PROBLEM: Scan the entries below. List each line with "нечеткой".

** start of DATA SUPPLIED **

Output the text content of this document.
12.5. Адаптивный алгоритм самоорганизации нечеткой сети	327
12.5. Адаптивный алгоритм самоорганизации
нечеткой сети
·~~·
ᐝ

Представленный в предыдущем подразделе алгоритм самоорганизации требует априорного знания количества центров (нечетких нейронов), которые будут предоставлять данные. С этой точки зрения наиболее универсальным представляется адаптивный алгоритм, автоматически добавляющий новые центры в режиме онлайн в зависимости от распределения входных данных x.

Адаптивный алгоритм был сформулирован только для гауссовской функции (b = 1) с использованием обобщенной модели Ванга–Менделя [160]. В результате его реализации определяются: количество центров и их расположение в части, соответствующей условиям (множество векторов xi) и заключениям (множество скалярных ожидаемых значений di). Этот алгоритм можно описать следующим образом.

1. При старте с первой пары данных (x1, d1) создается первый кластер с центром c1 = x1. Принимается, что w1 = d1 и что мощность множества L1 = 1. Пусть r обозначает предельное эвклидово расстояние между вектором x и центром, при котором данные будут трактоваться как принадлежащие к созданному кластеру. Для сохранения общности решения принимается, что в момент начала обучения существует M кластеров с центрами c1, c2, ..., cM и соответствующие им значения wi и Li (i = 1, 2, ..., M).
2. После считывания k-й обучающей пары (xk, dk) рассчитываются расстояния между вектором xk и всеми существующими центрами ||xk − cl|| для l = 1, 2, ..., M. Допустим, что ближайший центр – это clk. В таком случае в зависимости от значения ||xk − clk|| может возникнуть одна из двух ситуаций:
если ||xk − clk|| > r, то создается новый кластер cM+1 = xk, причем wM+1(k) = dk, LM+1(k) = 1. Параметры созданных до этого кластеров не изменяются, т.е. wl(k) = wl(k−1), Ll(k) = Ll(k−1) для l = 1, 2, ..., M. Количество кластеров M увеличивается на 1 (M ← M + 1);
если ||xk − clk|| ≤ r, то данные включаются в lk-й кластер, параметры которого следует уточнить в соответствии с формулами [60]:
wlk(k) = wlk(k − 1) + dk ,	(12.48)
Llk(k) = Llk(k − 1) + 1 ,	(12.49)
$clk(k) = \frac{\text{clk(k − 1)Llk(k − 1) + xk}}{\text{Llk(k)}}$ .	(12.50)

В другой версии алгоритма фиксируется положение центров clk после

** end of DATA SUPPLIED **

FULL OUTPUT:
12.5. Адаптивный алгоритм самоорганизации нечеткой сети	327
нечеткой сети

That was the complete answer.